▸ GIVEN REQUEST: Pick out all lines in the listing holding the string "HCOOH" and copy them.

────────────────────

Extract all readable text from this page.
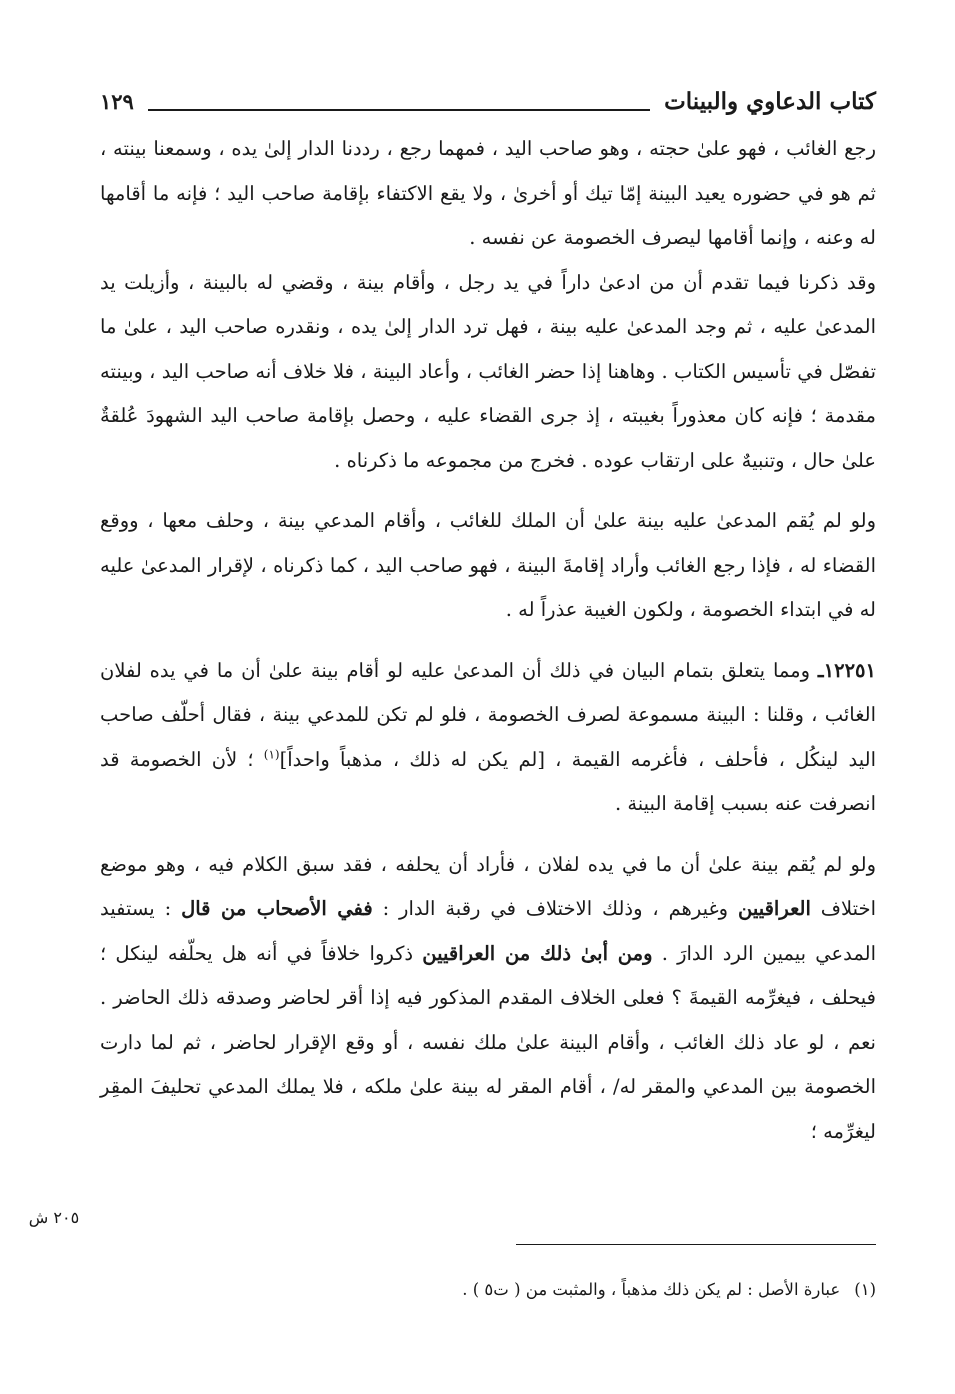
كتاب الدعاوي والبينات
١٢٩

رجع الغائب ، فهو علىٰ حجته ، وهو صاحب اليد ، فمهما رجع ، رددنا الدار إلىٰ يده ، وسمعنا بينته ، ثم هو في حضوره يعيد البينة إمّا تيك أو أخرىٰ ، ولا يقع الاكتفاء بإقامة صاحب اليد ؛ فإنه ما أقامها له وعنه ، وإنما أقامها ليصرف الخصومة عن نفسه .

وقد ذكرنا فيما تقدم أن من ادعىٰ داراً في يد رجل ، وأقام بينة ، وقضي له بالبينة ، وأزيلت يد المدعىٰ عليه ، ثم وجد المدعىٰ عليه بينة ، فهل ترد الدار إلىٰ يده ، ونقدره صاحب اليد ، علىٰ ما تفصّل في تأسيس الكتاب . وهاهنا إذا حضر الغائب ، وأعاد البينة ، فلا خلاف أنه صاحب اليد ، وبينته مقدمة ؛ فإنه كان معذوراً بغيبته ، إذ جرى القضاء عليه ، وحصل بإقامة صاحب اليد الشهودَ عُلقةٌ علىٰ حال ، وتنبيهٌ على ارتقاب عوده . فخرج من مجموعه ما ذكرناه .

ولو لم يُقم المدعىٰ عليه بينة علىٰ أن الملك للغائب ، وأقام المدعي بينة ، وحلف معها ، ووقع القضاء له ، فإذا رجع الغائب وأراد إقامةَ البينة ، فهو صاحب اليد ، كما ذكرناه ، لإقرار المدعىٰ عليه له في ابتداء الخصومة ، ولكون الغيبة عذراً له .

١٢٢٥١ـ ومما يتعلق بتمام البيان في ذلك أن المدعىٰ عليه لو أقام بينة علىٰ أن ما في يده لفلان الغائب ، وقلنا : البينة مسموعة لصرف الخصومة ، فلو لم تكن للمدعي بينة ، فقال أحلّف صاحب اليد لينكُل ، فأحلف ، فأغرمه القيمة ، [لم يكن له ذلك ، مذهباً واحداً]$^{(١)}$ ؛ لأن الخصومة قد انصرفت عنه بسبب إقامة البينة .

ولو لم يُقم بينة علىٰ أن ما في يده لفلان ، فأراد أن يحلفه ، فقد سبق الكلام فيه ، وهو موضع اختلاف العراقيين وغيرهم ، وذلك الاختلاف في رقبة الدار : ففي الأصحاب من قال : يستفيد المدعي بيمين الرد الدارَ . ومن أبىٰ ذلك من العراقيين ذكروا خلافاً في أنه هل يحلّفه لينكل ؛ فيحلف ، فيغرِّمه القيمةَ ؟ فعلى الخلاف المقدم المذكور فيه إذا أقر لحاضر وصدقه ذلك الحاضر . نعم ، لو عاد ذلك الغائب ، وأقام البينة علىٰ ملك نفسه ، أو وقع الإقرار لحاضر ، ثم لما دارت الخصومة بين المدعي والمقر له/ ، أقام المقر له بينة علىٰ ملكه ، فلا يملك المدعي تحليفَ المقِر ليغرِّمه ؛

٢٠٥ ش
(١)عبارة الأصل : لم يكن ذلك مذهباً ، والمثبت من ( ت٥ ) .
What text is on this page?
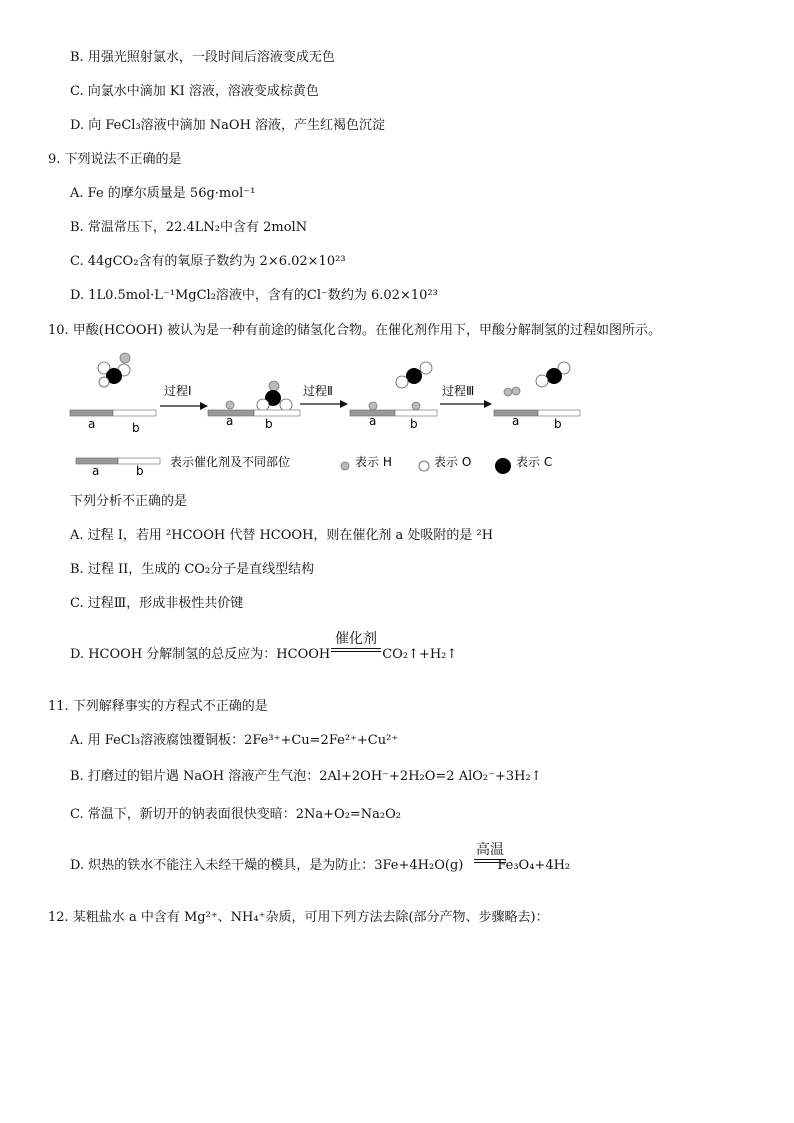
B. 用强光照射氯水，一段时间后溶液变成无色
C. 向氯水中滴加 KI 溶液，溶液变成棕黄色
D. 向 FeCl₃溶液中滴加 NaOH 溶液，产生红褐色沉淀
9. 下列说法不正确的是
A. Fe 的摩尔质量是 56g·mol⁻¹
B. 常温常压下，22.4LN₂中含有 2molN
C. 44gCO₂含有的氧原子数约为 2×6.02×10²³
D. 1L0.5mol·L⁻¹MgCl₂溶液中，含有的Cl⁻数约为 6.02×10²³
10. 甲酸(HCOOH) 被认为是一种有前途的储氢化合物。在催化剂作用下，甲酸分解制氢的过程如图所示。
a	b
过程Ⅰ
a	b
过程Ⅱ
a	b
过程Ⅲ
a	b
a	b
表示催化剂及不同部位	表示 H	表示 O	表示 C
下列分析不正确的是
A. 过程 I，若用 ²HCOOH 代替 HCOOH，则在催化剂 a 处吸附的是 ²H
B. 过程 II，生成的 CO₂分子是直线型结构
C. 过程Ⅲ，形成非极性共价键
D. HCOOH 分解制氢的总反应为：HCOOH	CO₂↑+H₂↑
催化剂
11. 下列解释事实的方程式不正确的是
A. 用 FeCl₃溶液腐蚀覆铜板：2Fe³⁺+Cu=2Fe²⁺+Cu²⁺
B. 打磨过的铝片遇 NaOH 溶液产生气泡：2Al+2OH⁻+2H₂O=2 AlO₂⁻+3H₂↑
C. 常温下，新切开的钠表面很快变暗：2Na+O₂=Na₂O₂
D. 炽热的铁水不能注入未经干燥的模具，是为防止：3Fe+4H₂O(g)	Fe₃O₄+4H₂
高温
12. 某粗盐水 a 中含有 Mg²⁺、NH₄⁺杂质，可用下列方法去除(部分产物、步骤略去)：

────────────────────

▸ OUTPUT:
10. 甲酸(HCOOH) 被认为是一种有前途的储氢化合物。在催化剂作用下，甲酸分解制氢的过程如图所示。
A. 过程 I，若用 ²HCOOH 代替 HCOOH，则在催化剂 a 处吸附的是 ²H
D. HCOOH 分解制氢的总反应为：HCOOH	CO₂↑+H₂↑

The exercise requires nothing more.